Task brief >>
Find the string "Рецензирование" and gather every line that holds it.

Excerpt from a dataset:
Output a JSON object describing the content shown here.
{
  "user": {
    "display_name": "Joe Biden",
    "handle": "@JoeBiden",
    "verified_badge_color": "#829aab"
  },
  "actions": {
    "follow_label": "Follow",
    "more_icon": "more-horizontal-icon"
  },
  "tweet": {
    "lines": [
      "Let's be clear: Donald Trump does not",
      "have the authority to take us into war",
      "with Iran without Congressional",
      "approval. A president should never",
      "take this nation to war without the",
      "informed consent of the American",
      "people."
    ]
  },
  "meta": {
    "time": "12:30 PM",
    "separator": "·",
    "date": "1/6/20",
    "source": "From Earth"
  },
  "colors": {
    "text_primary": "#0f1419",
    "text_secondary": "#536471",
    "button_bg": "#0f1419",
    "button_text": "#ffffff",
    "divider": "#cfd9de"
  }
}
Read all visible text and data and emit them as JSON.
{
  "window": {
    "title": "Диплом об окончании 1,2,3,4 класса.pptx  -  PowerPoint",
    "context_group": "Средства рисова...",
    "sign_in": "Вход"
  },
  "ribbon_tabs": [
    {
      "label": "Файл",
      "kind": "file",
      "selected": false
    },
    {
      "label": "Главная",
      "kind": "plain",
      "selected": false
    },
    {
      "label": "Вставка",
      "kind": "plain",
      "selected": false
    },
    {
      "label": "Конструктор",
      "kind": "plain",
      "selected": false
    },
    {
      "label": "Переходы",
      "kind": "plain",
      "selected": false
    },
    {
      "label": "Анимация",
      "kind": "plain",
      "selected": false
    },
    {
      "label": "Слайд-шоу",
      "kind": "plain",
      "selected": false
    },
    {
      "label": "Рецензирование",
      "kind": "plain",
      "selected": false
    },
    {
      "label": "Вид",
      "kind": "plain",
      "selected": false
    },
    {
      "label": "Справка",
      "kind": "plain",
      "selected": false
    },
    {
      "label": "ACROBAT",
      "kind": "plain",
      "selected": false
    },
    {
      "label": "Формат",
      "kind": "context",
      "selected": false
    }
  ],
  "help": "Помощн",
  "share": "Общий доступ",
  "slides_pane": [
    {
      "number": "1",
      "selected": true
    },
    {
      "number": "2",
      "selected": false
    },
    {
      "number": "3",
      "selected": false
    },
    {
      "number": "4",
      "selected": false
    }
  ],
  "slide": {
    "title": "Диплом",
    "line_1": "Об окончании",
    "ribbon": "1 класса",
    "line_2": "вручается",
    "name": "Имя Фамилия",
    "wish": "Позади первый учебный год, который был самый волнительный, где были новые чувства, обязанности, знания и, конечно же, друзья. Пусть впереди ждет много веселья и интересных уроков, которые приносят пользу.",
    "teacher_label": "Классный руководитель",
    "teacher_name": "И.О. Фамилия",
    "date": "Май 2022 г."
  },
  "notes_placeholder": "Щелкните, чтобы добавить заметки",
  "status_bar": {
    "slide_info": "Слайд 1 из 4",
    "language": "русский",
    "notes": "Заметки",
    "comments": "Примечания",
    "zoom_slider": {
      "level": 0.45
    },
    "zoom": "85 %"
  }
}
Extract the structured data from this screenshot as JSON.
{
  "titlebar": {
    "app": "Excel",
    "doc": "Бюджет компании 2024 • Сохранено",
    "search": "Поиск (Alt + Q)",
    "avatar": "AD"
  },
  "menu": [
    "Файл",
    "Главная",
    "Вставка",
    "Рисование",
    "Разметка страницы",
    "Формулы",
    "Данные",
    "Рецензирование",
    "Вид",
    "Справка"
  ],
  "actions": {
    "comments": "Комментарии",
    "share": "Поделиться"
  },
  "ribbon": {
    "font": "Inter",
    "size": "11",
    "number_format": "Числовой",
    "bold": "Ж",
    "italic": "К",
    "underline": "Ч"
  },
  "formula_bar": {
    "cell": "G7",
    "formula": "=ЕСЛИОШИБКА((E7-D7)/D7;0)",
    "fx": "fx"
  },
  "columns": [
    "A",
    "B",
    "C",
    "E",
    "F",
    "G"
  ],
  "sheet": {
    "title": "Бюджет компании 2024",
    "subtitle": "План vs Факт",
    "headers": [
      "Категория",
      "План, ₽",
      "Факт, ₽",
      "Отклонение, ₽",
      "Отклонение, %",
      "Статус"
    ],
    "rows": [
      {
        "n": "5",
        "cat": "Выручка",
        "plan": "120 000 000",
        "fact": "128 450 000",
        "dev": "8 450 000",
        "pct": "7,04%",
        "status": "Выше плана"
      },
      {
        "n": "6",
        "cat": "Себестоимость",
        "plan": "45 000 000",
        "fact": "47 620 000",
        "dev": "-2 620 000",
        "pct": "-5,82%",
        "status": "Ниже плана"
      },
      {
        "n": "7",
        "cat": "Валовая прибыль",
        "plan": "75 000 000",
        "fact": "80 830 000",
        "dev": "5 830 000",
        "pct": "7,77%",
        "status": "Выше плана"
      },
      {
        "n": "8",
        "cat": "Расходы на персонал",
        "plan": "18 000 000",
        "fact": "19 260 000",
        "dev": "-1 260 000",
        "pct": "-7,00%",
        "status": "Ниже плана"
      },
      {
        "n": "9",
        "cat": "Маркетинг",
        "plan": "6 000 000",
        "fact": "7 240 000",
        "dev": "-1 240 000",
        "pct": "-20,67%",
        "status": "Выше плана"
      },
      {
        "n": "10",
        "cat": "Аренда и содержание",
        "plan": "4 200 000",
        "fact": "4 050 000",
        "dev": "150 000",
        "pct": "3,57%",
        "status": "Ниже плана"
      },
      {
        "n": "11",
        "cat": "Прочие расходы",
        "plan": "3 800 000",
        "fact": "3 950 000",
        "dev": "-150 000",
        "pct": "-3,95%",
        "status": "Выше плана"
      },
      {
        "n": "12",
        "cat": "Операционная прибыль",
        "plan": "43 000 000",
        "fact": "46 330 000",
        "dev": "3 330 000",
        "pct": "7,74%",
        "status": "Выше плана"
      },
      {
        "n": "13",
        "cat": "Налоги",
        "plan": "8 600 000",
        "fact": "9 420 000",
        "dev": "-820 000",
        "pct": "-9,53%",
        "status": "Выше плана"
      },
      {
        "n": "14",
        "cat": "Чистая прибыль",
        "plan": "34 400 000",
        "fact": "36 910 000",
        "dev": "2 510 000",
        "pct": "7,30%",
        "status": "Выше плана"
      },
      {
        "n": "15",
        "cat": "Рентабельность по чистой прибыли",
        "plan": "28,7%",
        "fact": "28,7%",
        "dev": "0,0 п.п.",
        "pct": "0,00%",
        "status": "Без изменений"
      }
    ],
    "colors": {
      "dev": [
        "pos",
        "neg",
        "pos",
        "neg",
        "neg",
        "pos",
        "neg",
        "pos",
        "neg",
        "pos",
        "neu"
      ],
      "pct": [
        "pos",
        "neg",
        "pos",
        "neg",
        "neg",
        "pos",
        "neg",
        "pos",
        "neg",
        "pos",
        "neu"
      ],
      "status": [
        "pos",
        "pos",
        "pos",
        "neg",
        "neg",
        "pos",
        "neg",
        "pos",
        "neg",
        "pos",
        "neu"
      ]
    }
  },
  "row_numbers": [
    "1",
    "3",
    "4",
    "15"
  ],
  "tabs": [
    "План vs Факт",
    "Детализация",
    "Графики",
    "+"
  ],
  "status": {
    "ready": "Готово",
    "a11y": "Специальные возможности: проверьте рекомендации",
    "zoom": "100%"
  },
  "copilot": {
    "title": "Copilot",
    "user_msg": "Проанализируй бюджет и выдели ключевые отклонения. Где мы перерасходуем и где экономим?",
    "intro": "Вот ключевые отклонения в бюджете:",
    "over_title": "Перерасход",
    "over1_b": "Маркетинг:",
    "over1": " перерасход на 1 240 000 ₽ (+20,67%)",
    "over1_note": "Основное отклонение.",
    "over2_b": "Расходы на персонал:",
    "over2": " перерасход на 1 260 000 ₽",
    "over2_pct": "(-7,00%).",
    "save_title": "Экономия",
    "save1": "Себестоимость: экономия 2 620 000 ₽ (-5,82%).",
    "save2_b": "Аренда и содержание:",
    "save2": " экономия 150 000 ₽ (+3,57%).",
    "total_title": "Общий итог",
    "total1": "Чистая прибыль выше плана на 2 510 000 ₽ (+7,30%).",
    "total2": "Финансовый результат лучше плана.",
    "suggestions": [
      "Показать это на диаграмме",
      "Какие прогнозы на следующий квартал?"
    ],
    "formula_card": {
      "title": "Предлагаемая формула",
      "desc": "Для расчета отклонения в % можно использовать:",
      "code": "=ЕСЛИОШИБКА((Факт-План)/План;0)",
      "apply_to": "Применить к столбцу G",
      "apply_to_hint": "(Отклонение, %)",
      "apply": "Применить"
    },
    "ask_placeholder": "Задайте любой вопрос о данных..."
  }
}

Response >>
      "label": "Рецензирование",
    "Рецензирование",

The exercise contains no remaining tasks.